* _SELECTED EXCERPT_
>> Begin

Art Market

Installation view of Richard Saltoun’s booth at Frieze London 2025. Courtesy of Richard Saltoun.

Samuel Johnson famously quipped that “when a man is tired of London, he is tired of life.” But was there this much art to see in 1777? This week, London has turned into a manic whirlwind of art events, with standout shows at galleries and museums anchoring a flurry of openings and parties to keep art lovers up early and out late around town.

The through line of the week is, of course, Frieze London and Frieze Masters, which, for 2025, collectively bring more than 280 exhibitors to their tents in Regent’s Park. Although Frieze is the headliner, there are several other art fairs on the lineup. Minor Attractions, 1-54, and Echo Soho are also taking place this week, with each offering a distinct slice of London’s vibrant contemporary art scene.

Artsy’s editorial team has scoured them all to pick out some of our choice works priced under $10,000.

Frieze London and Frieze Masters

Through October 19th

The Regent’s Park, NW1 4NR

Hosting more than 280 galleries between two venues in Regent’s Park, Frieze London and Frieze Masters are the anchors of London’s annual art market moment. The former hosts cutting-edge contemporary art, while the latter platforms a broader scope of art history.

Presented by Richard Saltoun at Frieze London

Price: £4,500 ($6,053)

Richard Saltoun’s Frieze London booth explores the human body in all its truth and horror. Curated by art historian Lucia Pesapane, the presentation centers on women artists’ use of clay to depict figures both directly and indirectly. New York–based Iranian artist Samira Abbassy, for instance, renders her stylized faces in flat hues in her glazed ceramic figurines (each priced in the low four figures), inspired by Middle Eastern art traditions and Surrealist symbolism.

>> End

* _RECORDS_
>> Begin

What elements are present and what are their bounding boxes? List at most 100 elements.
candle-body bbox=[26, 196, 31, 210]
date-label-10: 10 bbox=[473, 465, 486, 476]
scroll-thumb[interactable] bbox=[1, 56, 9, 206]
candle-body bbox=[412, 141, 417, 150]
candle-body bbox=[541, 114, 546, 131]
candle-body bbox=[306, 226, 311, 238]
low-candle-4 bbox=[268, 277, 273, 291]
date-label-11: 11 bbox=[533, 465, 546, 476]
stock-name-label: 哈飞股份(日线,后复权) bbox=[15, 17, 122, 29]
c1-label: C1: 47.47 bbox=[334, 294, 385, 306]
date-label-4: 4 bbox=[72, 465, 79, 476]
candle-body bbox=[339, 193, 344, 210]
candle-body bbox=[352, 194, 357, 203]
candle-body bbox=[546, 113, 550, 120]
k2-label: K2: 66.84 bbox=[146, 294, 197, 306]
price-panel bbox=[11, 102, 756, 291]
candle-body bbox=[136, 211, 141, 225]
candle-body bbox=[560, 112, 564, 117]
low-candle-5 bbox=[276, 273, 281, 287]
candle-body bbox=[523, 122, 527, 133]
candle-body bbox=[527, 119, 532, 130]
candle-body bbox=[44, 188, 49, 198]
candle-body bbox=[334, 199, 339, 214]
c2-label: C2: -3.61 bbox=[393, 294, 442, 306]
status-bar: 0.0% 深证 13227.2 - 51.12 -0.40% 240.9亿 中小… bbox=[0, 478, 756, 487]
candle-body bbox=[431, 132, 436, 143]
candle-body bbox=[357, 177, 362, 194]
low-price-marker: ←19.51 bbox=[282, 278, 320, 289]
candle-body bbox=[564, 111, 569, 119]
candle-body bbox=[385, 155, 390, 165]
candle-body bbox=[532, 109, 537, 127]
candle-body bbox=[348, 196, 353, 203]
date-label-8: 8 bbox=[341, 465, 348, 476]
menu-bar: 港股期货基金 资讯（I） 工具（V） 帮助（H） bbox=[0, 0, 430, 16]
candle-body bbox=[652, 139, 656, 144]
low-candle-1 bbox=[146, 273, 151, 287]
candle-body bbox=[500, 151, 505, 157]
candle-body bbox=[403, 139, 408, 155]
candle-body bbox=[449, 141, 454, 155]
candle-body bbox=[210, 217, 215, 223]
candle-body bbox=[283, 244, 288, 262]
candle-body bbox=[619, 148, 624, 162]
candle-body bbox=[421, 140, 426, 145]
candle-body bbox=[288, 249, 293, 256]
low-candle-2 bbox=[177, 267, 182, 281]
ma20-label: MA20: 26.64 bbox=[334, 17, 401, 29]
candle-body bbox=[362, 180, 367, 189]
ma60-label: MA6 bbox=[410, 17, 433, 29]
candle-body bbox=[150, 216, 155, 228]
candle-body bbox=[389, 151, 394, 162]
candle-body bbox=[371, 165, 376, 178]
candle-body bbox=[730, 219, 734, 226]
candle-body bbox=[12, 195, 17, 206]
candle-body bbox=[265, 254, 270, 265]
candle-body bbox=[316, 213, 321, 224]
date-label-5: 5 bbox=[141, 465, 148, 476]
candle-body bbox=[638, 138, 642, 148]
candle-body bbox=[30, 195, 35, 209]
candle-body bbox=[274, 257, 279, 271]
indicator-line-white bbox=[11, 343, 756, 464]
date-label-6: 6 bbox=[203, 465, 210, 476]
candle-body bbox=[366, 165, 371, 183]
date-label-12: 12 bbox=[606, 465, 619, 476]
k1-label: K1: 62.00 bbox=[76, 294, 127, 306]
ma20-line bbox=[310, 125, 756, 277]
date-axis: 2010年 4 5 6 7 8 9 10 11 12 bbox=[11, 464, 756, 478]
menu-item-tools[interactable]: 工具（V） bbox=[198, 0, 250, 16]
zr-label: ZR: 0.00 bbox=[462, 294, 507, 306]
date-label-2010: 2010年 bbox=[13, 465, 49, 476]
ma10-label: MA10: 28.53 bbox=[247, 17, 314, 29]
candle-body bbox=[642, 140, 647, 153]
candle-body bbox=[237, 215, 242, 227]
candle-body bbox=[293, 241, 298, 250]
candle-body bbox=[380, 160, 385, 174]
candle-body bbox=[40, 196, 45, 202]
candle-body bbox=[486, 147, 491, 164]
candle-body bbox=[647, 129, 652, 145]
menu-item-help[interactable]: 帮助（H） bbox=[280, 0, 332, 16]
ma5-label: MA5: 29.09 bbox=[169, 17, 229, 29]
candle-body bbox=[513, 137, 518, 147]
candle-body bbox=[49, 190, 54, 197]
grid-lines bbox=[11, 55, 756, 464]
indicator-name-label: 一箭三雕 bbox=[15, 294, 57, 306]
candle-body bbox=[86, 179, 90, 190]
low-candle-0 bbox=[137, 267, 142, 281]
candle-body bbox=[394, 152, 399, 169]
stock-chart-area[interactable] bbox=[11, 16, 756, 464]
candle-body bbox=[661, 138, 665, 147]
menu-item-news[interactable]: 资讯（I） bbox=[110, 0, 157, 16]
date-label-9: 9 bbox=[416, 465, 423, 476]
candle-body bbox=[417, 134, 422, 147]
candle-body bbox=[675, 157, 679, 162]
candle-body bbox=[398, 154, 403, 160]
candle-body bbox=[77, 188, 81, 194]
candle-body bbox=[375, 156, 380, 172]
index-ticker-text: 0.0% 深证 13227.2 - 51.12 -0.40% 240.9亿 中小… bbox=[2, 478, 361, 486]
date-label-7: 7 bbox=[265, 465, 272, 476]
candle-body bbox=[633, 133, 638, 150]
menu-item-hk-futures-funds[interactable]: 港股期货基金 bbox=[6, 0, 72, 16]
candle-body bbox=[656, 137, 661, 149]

>> End

* _WRITTEN TASK A_
Rewrite the art market article from "Presented by Richard" to "and Surrealist symbolism.", replacing "clay" with "porcelain".
* _WRITTEN TASK B_
Write out the entries from their start through the line containing "low-price-marker: ←19.51 bbox=[282, 278, 320, 289]", keeping every line identical and including both ends.

* _WRITTEN RESPONSE A_
Presented by Richard Saltoun at Frieze London

Price: £4,500 ($6,053)

Richard Saltoun’s Frieze London booth explores the human body in all its truth and horror. Curated by art historian Lucia Pesapane, the presentation centers on women artists’ use of porcelain to depict figures both directly and indirectly. New York–based Iranian artist Samira Abbassy, for instance, renders her stylized faces in flat hues in her glazed ceramic figurines (each priced in the low four figures), inspired by Middle Eastern art traditions and Surrealist symbolism.

* _WRITTEN RESPONSE B_
What elements are present and what are their bounding boxes? List at most 100 elements.
candle-body bbox=[26, 196, 31, 210]
date-label-10: 10 bbox=[473, 465, 486, 476]
scroll-thumb[interactable] bbox=[1, 56, 9, 206]
candle-body bbox=[412, 141, 417, 150]
candle-body bbox=[541, 114, 546, 131]
candle-body bbox=[306, 226, 311, 238]
low-candle-4 bbox=[268, 277, 273, 291]
date-label-11: 11 bbox=[533, 465, 546, 476]
stock-name-label: 哈飞股份(日线,后复权) bbox=[15, 17, 122, 29]
c1-label: C1: 47.47 bbox=[334, 294, 385, 306]
date-label-4: 4 bbox=[72, 465, 79, 476]
candle-body bbox=[339, 193, 344, 210]
candle-body bbox=[352, 194, 357, 203]
candle-body bbox=[546, 113, 550, 120]
k2-label: K2: 66.84 bbox=[146, 294, 197, 306]
price-panel bbox=[11, 102, 756, 291]
candle-body bbox=[136, 211, 141, 225]
candle-body bbox=[560, 112, 564, 117]
low-candle-5 bbox=[276, 273, 281, 287]
candle-body bbox=[523, 122, 527, 133]
candle-body bbox=[527, 119, 532, 130]
candle-body bbox=[44, 188, 49, 198]
candle-body bbox=[334, 199, 339, 214]
c2-label: C2: -3.61 bbox=[393, 294, 442, 306]
status-bar: 0.0% 深证 13227.2 - 51.12 -0.40% 240.9亿 中小… bbox=[0, 478, 756, 487]
candle-body bbox=[431, 132, 436, 143]
candle-body bbox=[357, 177, 362, 194]
low-price-marker: ←19.51 bbox=[282, 278, 320, 289]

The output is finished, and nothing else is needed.